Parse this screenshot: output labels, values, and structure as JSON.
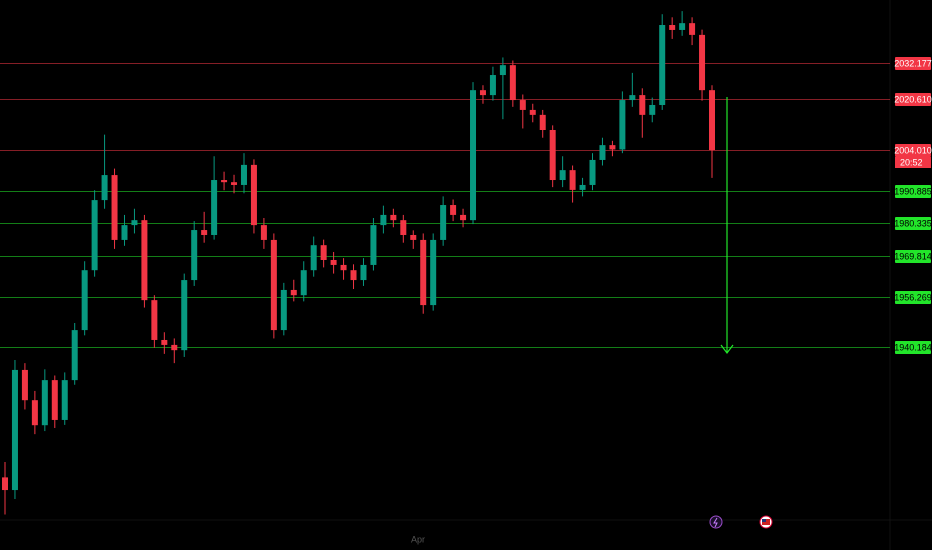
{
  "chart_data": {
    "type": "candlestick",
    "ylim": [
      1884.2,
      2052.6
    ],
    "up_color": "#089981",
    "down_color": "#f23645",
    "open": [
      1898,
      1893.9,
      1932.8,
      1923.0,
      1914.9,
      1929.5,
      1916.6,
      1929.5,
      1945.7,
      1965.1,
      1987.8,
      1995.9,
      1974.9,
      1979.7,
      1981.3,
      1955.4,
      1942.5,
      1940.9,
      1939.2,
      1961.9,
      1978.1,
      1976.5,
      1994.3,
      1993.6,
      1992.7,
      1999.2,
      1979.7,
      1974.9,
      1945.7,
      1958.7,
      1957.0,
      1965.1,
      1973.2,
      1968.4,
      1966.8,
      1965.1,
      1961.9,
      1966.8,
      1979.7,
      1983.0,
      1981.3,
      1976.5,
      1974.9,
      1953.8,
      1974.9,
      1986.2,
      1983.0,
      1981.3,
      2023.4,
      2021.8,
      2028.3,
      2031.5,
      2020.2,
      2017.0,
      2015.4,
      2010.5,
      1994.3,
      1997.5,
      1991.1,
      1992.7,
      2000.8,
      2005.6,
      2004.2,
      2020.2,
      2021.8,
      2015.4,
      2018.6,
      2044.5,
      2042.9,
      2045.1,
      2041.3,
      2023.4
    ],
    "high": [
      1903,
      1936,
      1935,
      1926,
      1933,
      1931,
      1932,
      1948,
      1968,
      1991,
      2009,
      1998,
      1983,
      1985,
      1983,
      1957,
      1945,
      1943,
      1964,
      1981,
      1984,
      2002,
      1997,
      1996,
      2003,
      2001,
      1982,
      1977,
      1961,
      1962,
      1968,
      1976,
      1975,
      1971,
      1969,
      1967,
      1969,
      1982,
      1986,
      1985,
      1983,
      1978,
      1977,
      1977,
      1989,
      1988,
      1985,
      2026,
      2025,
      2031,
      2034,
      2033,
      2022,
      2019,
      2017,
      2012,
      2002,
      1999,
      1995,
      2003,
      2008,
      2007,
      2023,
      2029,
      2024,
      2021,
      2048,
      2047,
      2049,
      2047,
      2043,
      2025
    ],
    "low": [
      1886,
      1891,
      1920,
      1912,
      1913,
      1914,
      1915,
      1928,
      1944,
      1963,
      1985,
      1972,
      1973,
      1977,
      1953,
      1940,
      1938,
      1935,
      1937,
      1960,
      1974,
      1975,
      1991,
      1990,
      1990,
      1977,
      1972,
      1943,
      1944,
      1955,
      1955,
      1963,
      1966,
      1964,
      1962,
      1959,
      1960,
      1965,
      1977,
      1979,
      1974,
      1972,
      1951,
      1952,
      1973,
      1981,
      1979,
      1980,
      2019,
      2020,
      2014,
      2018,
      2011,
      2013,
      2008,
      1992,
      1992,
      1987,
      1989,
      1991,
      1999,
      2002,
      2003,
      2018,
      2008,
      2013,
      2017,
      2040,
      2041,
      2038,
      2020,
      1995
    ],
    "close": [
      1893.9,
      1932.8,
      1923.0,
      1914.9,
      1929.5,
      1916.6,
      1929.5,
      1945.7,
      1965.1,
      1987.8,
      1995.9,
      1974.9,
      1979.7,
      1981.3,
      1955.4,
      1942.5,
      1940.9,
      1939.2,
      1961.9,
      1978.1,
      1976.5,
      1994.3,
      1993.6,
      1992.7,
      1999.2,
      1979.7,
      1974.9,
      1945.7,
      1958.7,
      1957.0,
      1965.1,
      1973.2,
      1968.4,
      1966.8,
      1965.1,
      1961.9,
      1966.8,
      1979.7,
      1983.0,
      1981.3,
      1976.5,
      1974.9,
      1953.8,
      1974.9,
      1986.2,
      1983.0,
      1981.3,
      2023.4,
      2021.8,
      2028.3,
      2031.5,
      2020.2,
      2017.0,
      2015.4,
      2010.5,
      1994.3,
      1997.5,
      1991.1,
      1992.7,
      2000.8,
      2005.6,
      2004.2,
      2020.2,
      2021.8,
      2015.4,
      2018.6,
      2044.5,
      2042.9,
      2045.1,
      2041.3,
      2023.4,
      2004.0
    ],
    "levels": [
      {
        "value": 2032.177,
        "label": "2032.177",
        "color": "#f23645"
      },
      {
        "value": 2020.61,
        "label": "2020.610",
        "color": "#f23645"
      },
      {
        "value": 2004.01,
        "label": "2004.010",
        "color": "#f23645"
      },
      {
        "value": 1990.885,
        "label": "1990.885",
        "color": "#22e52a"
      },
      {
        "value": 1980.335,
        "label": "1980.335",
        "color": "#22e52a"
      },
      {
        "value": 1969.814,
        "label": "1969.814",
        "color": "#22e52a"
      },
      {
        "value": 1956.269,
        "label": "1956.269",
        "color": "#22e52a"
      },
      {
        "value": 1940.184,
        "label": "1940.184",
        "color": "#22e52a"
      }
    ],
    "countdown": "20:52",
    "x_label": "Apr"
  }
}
* * *
* **What to produce**: Copy every line of the data exactly as written, excluding the pictures.

* **Final answer**:
Parse this screenshot: output labels, values, and structure as JSON.
{
  "chart_data": {
    "type": "candlestick",
    "ylim": [
      1884.2,
      2052.6
    ],
    "up_color": "#089981",
    "down_color": "#f23645",
    "open": [
      1898,
      1893.9,
      1932.8,
      1923.0,
      1914.9,
      1929.5,
      1916.6,
      1929.5,
      1945.7,
      1965.1,
      1987.8,
      1995.9,
      1974.9,
      1979.7,
      1981.3,
      1955.4,
      1942.5,
      1940.9,
      1939.2,
      1961.9,
      1978.1,
      1976.5,
      1994.3,
      1993.6,
      1992.7,
      1999.2,
      1979.7,
      1974.9,
      1945.7,
      1958.7,
      1957.0,
      1965.1,
      1973.2,
      1968.4,
      1966.8,
      1965.1,
      1961.9,
      1966.8,
      1979.7,
      1983.0,
      1981.3,
      1976.5,
      1974.9,
      1953.8,
      1974.9,
      1986.2,
      1983.0,
      1981.3,
      2023.4,
      2021.8,
      2028.3,
      2031.5,
      2020.2,
      2017.0,
      2015.4,
      2010.5,
      1994.3,
      1997.5,
      1991.1,
      1992.7,
      2000.8,
      2005.6,
      2004.2,
      2020.2,
      2021.8,
      2015.4,
      2018.6,
      2044.5,
      2042.9,
      2045.1,
      2041.3,
      2023.4
    ],
    "high": [
      1903,
      1936,
      1935,
      1926,
      1933,
      1931,
      1932,
      1948,
      1968,
      1991,
      2009,
      1998,
      1983,
      1985,
      1983,
      1957,
      1945,
      1943,
      1964,
      1981,
      1984,
      2002,
      1997,
      1996,
      2003,
      2001,
      1982,
      1977,
      1961,
      1962,
      1968,
      1976,
      1975,
      1971,
      1969,
      1967,
      1969,
      1982,
      1986,
      1985,
      1983,
      1978,
      1977,
      1977,
      1989,
      1988,
      1985,
      2026,
      2025,
      2031,
      2034,
      2033,
      2022,
      2019,
      2017,
      2012,
      2002,
      1999,
      1995,
      2003,
      2008,
      2007,
      2023,
      2029,
      2024,
      2021,
      2048,
      2047,
      2049,
      2047,
      2043,
      2025
    ],
    "low": [
      1886,
      1891,
      1920,
      1912,
      1913,
      1914,
      1915,
      1928,
      1944,
      1963,
      1985,
      1972,
      1973,
      1977,
      1953,
      1940,
      1938,
      1935,
      1937,
      1960,
      1974,
      1975,
      1991,
      1990,
      1990,
      1977,
      1972,
      1943,
      1944,
      1955,
      1955,
      1963,
      1966,
      1964,
      1962,
      1959,
      1960,
      1965,
      1977,
      1979,
      1974,
      1972,
      1951,
      1952,
      1973,
      1981,
      1979,
      1980,
      2019,
      2020,
      2014,
      2018,
      2011,
      2013,
      2008,
      1992,
      1992,
      1987,
      1989,
      1991,
      1999,
      2002,
      2003,
      2018,
      2008,
      2013,
      2017,
      2040,
      2041,
      2038,
      2020,
      1995
    ],
    "close": [
      1893.9,
      1932.8,
      1923.0,
      1914.9,
      1929.5,
      1916.6,
      1929.5,
      1945.7,
      1965.1,
      1987.8,
      1995.9,
      1974.9,
      1979.7,
      1981.3,
      1955.4,
      1942.5,
      1940.9,
      1939.2,
      1961.9,
      1978.1,
      1976.5,
      1994.3,
      1993.6,
      1992.7,
      1999.2,
      1979.7,
      1974.9,
      1945.7,
      1958.7,
      1957.0,
      1965.1,
      1973.2,
      1968.4,
      1966.8,
      1965.1,
      1961.9,
      1966.8,
      1979.7,
      1983.0,
      1981.3,
      1976.5,
      1974.9,
      1953.8,
      1974.9,
      1986.2,
      1983.0,
      1981.3,
      2023.4,
      2021.8,
      2028.3,
      2031.5,
      2020.2,
      2017.0,
      2015.4,
      2010.5,
      1994.3,
      1997.5,
      1991.1,
      1992.7,
      2000.8,
      2005.6,
      2004.2,
      2020.2,
      2021.8,
      2015.4,
      2018.6,
      2044.5,
      2042.9,
      2045.1,
      2041.3,
      2023.4,
      2004.0
    ],
    "levels": [
      {
        "value": 2032.177,
        "label": "2032.177",
        "color": "#f23645"
      },
      {
        "value": 2020.61,
        "label": "2020.610",
        "color": "#f23645"
      },
      {
        "value": 2004.01,
        "label": "2004.010",
        "color": "#f23645"
      },
      {
        "value": 1990.885,
        "label": "1990.885",
        "color": "#22e52a"
      },
      {
        "value": 1980.335,
        "label": "1980.335",
        "color": "#22e52a"
      },
      {
        "value": 1969.814,
        "label": "1969.814",
        "color": "#22e52a"
      },
      {
        "value": 1956.269,
        "label": "1956.269",
        "color": "#22e52a"
      },
      {
        "value": 1940.184,
        "label": "1940.184",
        "color": "#22e52a"
      }
    ],
    "countdown": "20:52",
    "x_label": "Apr"
  }
}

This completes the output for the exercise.